§ **WHAT IS EXPECTED**
Determine which lines contain the word "ماجه", then copy those lines.
--- START OF DATASET EXTRACT ---
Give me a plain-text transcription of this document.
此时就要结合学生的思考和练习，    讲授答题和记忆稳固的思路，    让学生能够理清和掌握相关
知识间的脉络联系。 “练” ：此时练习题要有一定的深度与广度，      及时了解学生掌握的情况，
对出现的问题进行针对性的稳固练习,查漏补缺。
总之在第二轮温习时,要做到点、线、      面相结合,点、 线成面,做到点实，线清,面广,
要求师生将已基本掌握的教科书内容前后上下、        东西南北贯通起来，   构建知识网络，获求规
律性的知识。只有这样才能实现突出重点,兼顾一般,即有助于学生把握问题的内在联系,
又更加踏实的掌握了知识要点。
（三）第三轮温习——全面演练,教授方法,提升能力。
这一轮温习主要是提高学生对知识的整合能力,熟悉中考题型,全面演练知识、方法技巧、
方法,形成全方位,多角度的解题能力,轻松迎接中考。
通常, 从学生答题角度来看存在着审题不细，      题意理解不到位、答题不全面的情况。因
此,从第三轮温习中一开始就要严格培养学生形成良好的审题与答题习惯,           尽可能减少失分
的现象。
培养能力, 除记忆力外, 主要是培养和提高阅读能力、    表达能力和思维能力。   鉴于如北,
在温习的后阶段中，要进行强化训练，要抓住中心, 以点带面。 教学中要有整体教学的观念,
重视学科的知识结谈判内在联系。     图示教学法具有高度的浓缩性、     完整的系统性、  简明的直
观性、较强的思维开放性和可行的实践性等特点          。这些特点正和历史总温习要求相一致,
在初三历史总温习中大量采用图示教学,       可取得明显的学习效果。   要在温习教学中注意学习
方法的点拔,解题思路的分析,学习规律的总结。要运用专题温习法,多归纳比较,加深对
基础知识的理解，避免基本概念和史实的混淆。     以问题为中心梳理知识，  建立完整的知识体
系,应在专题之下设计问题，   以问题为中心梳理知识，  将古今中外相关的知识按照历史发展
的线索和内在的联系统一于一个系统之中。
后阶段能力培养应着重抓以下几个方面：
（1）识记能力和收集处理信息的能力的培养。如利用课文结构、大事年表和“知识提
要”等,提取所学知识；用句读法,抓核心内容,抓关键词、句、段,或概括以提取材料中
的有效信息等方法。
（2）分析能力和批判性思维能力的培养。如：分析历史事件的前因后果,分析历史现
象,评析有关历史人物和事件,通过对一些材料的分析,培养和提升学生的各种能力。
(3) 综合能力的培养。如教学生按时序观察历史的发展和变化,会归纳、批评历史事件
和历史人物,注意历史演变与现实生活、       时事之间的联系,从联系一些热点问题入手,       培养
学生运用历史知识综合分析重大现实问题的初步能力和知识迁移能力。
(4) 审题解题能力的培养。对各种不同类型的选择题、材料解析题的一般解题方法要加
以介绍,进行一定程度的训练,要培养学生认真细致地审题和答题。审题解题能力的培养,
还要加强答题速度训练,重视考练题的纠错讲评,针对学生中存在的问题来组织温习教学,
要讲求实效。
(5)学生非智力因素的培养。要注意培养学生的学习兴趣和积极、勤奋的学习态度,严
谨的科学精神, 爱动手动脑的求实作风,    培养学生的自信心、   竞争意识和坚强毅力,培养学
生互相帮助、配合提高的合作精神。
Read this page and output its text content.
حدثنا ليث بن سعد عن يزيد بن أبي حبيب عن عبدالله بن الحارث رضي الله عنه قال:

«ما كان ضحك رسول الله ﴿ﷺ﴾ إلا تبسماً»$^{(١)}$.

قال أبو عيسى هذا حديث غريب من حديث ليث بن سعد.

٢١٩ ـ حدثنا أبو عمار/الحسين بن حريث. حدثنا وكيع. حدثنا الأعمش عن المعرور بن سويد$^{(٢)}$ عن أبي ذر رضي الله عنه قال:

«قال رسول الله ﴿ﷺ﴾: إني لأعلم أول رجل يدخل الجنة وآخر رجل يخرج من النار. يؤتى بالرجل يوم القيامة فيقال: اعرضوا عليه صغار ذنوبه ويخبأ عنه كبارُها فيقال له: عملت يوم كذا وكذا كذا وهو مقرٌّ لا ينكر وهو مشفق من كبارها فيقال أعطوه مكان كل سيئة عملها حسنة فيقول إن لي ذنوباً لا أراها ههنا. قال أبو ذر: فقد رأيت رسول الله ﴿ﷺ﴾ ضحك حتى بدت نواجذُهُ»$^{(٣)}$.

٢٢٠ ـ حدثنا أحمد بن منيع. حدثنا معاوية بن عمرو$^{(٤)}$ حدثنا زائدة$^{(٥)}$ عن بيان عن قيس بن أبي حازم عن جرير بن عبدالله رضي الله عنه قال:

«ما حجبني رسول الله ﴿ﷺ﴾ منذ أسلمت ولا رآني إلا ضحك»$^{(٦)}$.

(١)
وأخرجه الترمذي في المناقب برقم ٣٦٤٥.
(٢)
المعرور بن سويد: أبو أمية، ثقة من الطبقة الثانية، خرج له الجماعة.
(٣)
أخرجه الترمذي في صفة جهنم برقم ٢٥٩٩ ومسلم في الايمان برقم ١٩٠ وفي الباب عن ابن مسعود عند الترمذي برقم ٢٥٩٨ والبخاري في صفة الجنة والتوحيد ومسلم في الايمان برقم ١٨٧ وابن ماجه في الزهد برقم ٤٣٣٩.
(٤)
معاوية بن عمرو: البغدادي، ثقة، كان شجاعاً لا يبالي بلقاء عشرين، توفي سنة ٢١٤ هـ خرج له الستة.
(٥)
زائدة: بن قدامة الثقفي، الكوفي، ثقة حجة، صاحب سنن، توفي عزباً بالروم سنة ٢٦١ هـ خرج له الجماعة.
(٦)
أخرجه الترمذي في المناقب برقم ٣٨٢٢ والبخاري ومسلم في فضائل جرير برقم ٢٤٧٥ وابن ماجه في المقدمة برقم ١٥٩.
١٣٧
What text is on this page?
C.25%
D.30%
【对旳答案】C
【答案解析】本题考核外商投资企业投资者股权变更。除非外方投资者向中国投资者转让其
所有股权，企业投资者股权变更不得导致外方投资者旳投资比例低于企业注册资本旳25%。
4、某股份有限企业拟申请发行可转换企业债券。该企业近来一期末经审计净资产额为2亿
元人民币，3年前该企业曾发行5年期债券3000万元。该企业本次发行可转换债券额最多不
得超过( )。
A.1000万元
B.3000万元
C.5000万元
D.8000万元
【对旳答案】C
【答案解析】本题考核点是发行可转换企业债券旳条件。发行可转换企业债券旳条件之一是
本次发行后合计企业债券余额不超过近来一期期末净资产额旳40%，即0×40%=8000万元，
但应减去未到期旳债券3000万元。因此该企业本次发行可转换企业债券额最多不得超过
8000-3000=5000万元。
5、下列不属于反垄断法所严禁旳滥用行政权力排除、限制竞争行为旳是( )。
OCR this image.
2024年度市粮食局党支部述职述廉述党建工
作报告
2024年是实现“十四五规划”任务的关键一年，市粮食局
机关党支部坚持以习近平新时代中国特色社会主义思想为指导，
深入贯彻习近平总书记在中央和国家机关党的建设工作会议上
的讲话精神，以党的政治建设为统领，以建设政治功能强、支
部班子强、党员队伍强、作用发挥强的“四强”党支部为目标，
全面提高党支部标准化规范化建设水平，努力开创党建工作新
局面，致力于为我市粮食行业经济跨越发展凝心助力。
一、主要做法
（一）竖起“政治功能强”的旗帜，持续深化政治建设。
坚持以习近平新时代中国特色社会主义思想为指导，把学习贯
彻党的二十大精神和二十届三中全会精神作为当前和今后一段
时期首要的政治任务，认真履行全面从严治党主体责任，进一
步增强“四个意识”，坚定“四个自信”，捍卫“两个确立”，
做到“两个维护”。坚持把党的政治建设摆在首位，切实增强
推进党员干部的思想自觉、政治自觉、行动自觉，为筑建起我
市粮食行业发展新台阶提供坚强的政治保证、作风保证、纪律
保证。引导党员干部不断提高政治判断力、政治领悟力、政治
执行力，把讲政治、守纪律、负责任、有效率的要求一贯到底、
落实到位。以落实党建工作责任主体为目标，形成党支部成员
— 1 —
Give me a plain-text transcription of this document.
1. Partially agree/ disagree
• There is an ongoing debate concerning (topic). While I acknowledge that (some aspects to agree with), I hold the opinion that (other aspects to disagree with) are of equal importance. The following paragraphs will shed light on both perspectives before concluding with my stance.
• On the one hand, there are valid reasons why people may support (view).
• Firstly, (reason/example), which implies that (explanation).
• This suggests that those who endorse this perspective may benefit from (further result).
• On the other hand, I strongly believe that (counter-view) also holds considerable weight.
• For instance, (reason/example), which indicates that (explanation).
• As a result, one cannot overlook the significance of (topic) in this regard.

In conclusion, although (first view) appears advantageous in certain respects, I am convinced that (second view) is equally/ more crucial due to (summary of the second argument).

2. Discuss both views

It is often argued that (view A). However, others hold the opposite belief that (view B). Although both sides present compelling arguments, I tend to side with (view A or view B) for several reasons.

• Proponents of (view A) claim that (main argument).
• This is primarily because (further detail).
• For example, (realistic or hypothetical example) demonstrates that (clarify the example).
--- END OF DATASET EXTRACT ---
§ **EXERCISE SOLUTION**
أخرجه الترمذي في صفة جهنم برقم ٢٥٩٩ ومسلم في الايمان برقم ١٩٠ وفي الباب عن ابن مسعود عند الترمذي برقم ٢٥٩٨ والبخاري في صفة الجنة والتوحيد ومسلم في الايمان برقم ١٨٧ وابن ماجه في الزهد برقم ٤٣٣٩.
أخرجه الترمذي في المناقب برقم ٣٨٢٢ والبخاري ومسلم في فضائل جرير برقم ٢٤٧٥ وابن ماجه في المقدمة برقم ١٥٩.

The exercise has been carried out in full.